'''
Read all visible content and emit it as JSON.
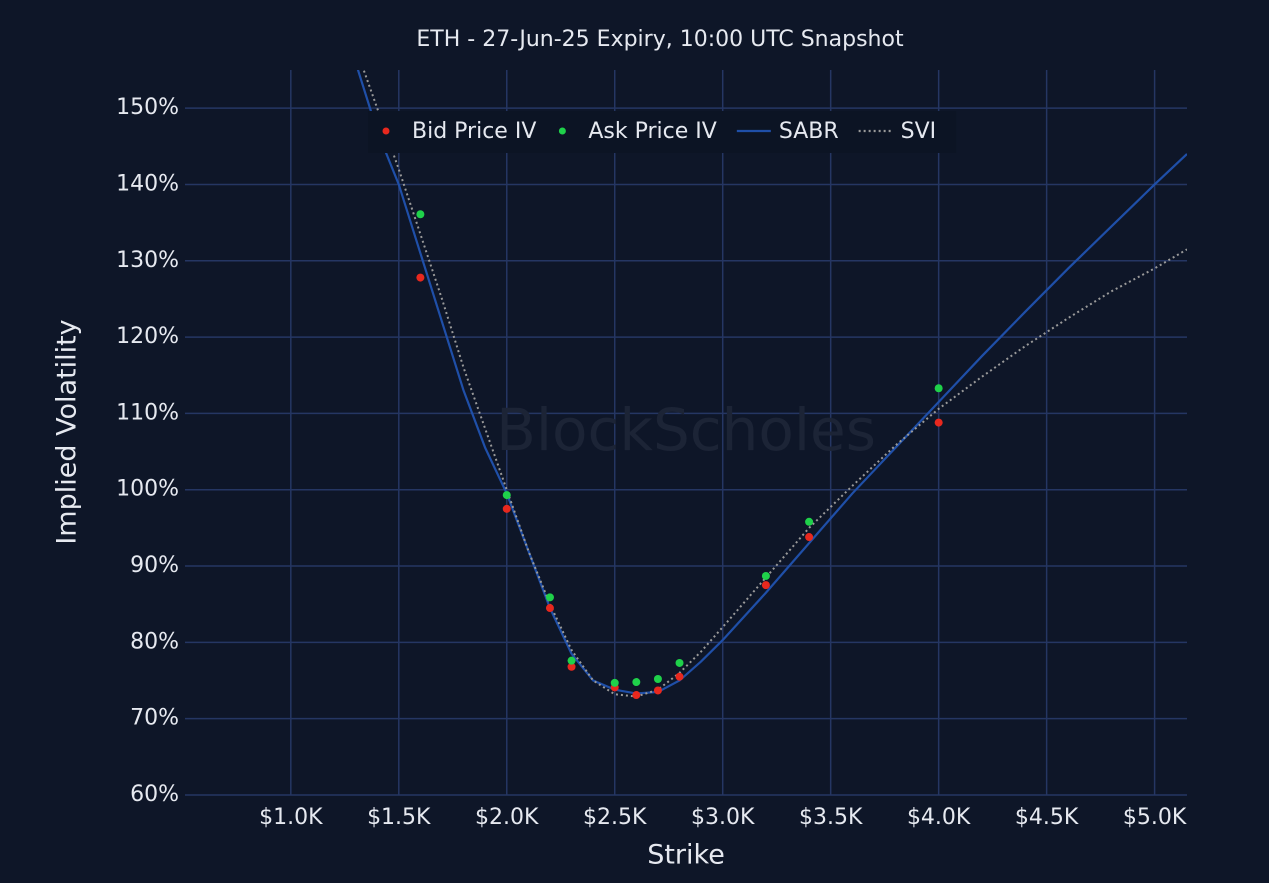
{
  "chart_data": {
    "type": "scatter",
    "title": "ETH - 27-Jun-25 Expiry, 10:00 UTC Snapshot",
    "x_label": "Strike",
    "y_label": "Implied Volatility",
    "watermark": "BlockScholes",
    "xlim": [
      510,
      5150
    ],
    "ylim": [
      60,
      155
    ],
    "xticks": [
      {
        "value": 1000,
        "label": "$1.0K"
      },
      {
        "value": 1500,
        "label": "$1.5K"
      },
      {
        "value": 2000,
        "label": "$2.0K"
      },
      {
        "value": 2500,
        "label": "$2.5K"
      },
      {
        "value": 3000,
        "label": "$3.0K"
      },
      {
        "value": 3500,
        "label": "$3.5K"
      },
      {
        "value": 4000,
        "label": "$4.0K"
      },
      {
        "value": 4500,
        "label": "$4.5K"
      },
      {
        "value": 5000,
        "label": "$5.0K"
      }
    ],
    "yticks": [
      {
        "value": 60,
        "label": "60%"
      },
      {
        "value": 70,
        "label": "70%"
      },
      {
        "value": 80,
        "label": "80%"
      },
      {
        "value": 90,
        "label": "90%"
      },
      {
        "value": 100,
        "label": "100%"
      },
      {
        "value": 110,
        "label": "110%"
      },
      {
        "value": 120,
        "label": "120%"
      },
      {
        "value": 130,
        "label": "130%"
      },
      {
        "value": 140,
        "label": "140%"
      },
      {
        "value": 150,
        "label": "150%"
      }
    ],
    "grid": true,
    "legend": "top",
    "series": [
      {
        "name": "Bid Price IV",
        "color": "#e8281e",
        "mode": "markers",
        "x": [
          1600,
          2000,
          2200,
          2300,
          2500,
          2600,
          2700,
          2800,
          3200,
          3400,
          4000
        ],
        "values": [
          127.8,
          97.5,
          84.5,
          76.8,
          74.1,
          73.1,
          73.7,
          75.5,
          87.5,
          93.8,
          108.8
        ]
      },
      {
        "name": "Ask Price IV",
        "color": "#1fd14a",
        "mode": "markers",
        "x": [
          1600,
          2000,
          2200,
          2300,
          2500,
          2600,
          2700,
          2800,
          3200,
          3400,
          4000
        ],
        "values": [
          136.1,
          99.3,
          85.9,
          77.6,
          74.7,
          74.8,
          75.2,
          77.3,
          88.7,
          95.8,
          113.3
        ]
      },
      {
        "name": "SABR",
        "color": "#1f4fa8",
        "mode": "lines",
        "dash": "solid",
        "x": [
          1300,
          1400,
          1500,
          1600,
          1700,
          1800,
          1900,
          2000,
          2100,
          2200,
          2300,
          2400,
          2500,
          2600,
          2700,
          2800,
          2900,
          3000,
          3200,
          3400,
          3600,
          3800,
          4000,
          4200,
          4400,
          4600,
          4800,
          5000,
          5150
        ],
        "values": [
          156,
          147,
          140,
          131,
          122,
          113,
          105.5,
          99.5,
          92,
          84.5,
          78.5,
          75,
          73.8,
          73.3,
          73.5,
          75,
          77.5,
          80.3,
          86.5,
          93,
          99.5,
          105.5,
          111.5,
          117.5,
          123.3,
          129,
          134.5,
          140,
          144
        ]
      },
      {
        "name": "SVI",
        "color": "#9a9a9a",
        "mode": "lines",
        "dash": "dot",
        "x": [
          1300,
          1400,
          1500,
          1600,
          1700,
          1800,
          1900,
          2000,
          2100,
          2200,
          2300,
          2400,
          2500,
          2600,
          2700,
          2800,
          2900,
          3000,
          3200,
          3400,
          3600,
          3800,
          4000,
          4200,
          4400,
          4600,
          4800,
          5000,
          5150
        ],
        "values": [
          158,
          150,
          142,
          133.5,
          125,
          116,
          108,
          100,
          92,
          85,
          79,
          75,
          73.2,
          72.9,
          73.8,
          76,
          78.8,
          82,
          88.5,
          95,
          100.5,
          105.8,
          110.6,
          114.8,
          118.8,
          122.5,
          126,
          129,
          131.5
        ]
      }
    ]
  }
}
'''
> [WORK TO COMPLETE] Take the listing above and restate it word for word, without its pictures.

> [SOLUTION TO THIS PROBLEM]
Read all visible content and emit it as JSON.
{
  "chart_data": {
    "type": "scatter",
    "title": "ETH - 27-Jun-25 Expiry, 10:00 UTC Snapshot",
    "x_label": "Strike",
    "y_label": "Implied Volatility",
    "watermark": "BlockScholes",
    "xlim": [
      510,
      5150
    ],
    "ylim": [
      60,
      155
    ],
    "xticks": [
      {
        "value": 1000,
        "label": "$1.0K"
      },
      {
        "value": 1500,
        "label": "$1.5K"
      },
      {
        "value": 2000,
        "label": "$2.0K"
      },
      {
        "value": 2500,
        "label": "$2.5K"
      },
      {
        "value": 3000,
        "label": "$3.0K"
      },
      {
        "value": 3500,
        "label": "$3.5K"
      },
      {
        "value": 4000,
        "label": "$4.0K"
      },
      {
        "value": 4500,
        "label": "$4.5K"
      },
      {
        "value": 5000,
        "label": "$5.0K"
      }
    ],
    "yticks": [
      {
        "value": 60,
        "label": "60%"
      },
      {
        "value": 70,
        "label": "70%"
      },
      {
        "value": 80,
        "label": "80%"
      },
      {
        "value": 90,
        "label": "90%"
      },
      {
        "value": 100,
        "label": "100%"
      },
      {
        "value": 110,
        "label": "110%"
      },
      {
        "value": 120,
        "label": "120%"
      },
      {
        "value": 130,
        "label": "130%"
      },
      {
        "value": 140,
        "label": "140%"
      },
      {
        "value": 150,
        "label": "150%"
      }
    ],
    "grid": true,
    "legend": "top",
    "series": [
      {
        "name": "Bid Price IV",
        "color": "#e8281e",
        "mode": "markers",
        "x": [
          1600,
          2000,
          2200,
          2300,
          2500,
          2600,
          2700,
          2800,
          3200,
          3400,
          4000
        ],
        "values": [
          127.8,
          97.5,
          84.5,
          76.8,
          74.1,
          73.1,
          73.7,
          75.5,
          87.5,
          93.8,
          108.8
        ]
      },
      {
        "name": "Ask Price IV",
        "color": "#1fd14a",
        "mode": "markers",
        "x": [
          1600,
          2000,
          2200,
          2300,
          2500,
          2600,
          2700,
          2800,
          3200,
          3400,
          4000
        ],
        "values": [
          136.1,
          99.3,
          85.9,
          77.6,
          74.7,
          74.8,
          75.2,
          77.3,
          88.7,
          95.8,
          113.3
        ]
      },
      {
        "name": "SABR",
        "color": "#1f4fa8",
        "mode": "lines",
        "dash": "solid",
        "x": [
          1300,
          1400,
          1500,
          1600,
          1700,
          1800,
          1900,
          2000,
          2100,
          2200,
          2300,
          2400,
          2500,
          2600,
          2700,
          2800,
          2900,
          3000,
          3200,
          3400,
          3600,
          3800,
          4000,
          4200,
          4400,
          4600,
          4800,
          5000,
          5150
        ],
        "values": [
          156,
          147,
          140,
          131,
          122,
          113,
          105.5,
          99.5,
          92,
          84.5,
          78.5,
          75,
          73.8,
          73.3,
          73.5,
          75,
          77.5,
          80.3,
          86.5,
          93,
          99.5,
          105.5,
          111.5,
          117.5,
          123.3,
          129,
          134.5,
          140,
          144
        ]
      },
      {
        "name": "SVI",
        "color": "#9a9a9a",
        "mode": "lines",
        "dash": "dot",
        "x": [
          1300,
          1400,
          1500,
          1600,
          1700,
          1800,
          1900,
          2000,
          2100,
          2200,
          2300,
          2400,
          2500,
          2600,
          2700,
          2800,
          2900,
          3000,
          3200,
          3400,
          3600,
          3800,
          4000,
          4200,
          4400,
          4600,
          4800,
          5000,
          5150
        ],
        "values": [
          158,
          150,
          142,
          133.5,
          125,
          116,
          108,
          100,
          92,
          85,
          79,
          75,
          73.2,
          72.9,
          73.8,
          76,
          78.8,
          82,
          88.5,
          95,
          100.5,
          105.8,
          110.6,
          114.8,
          118.8,
          122.5,
          126,
          129,
          131.5
        ]
      }
    ]
  }
}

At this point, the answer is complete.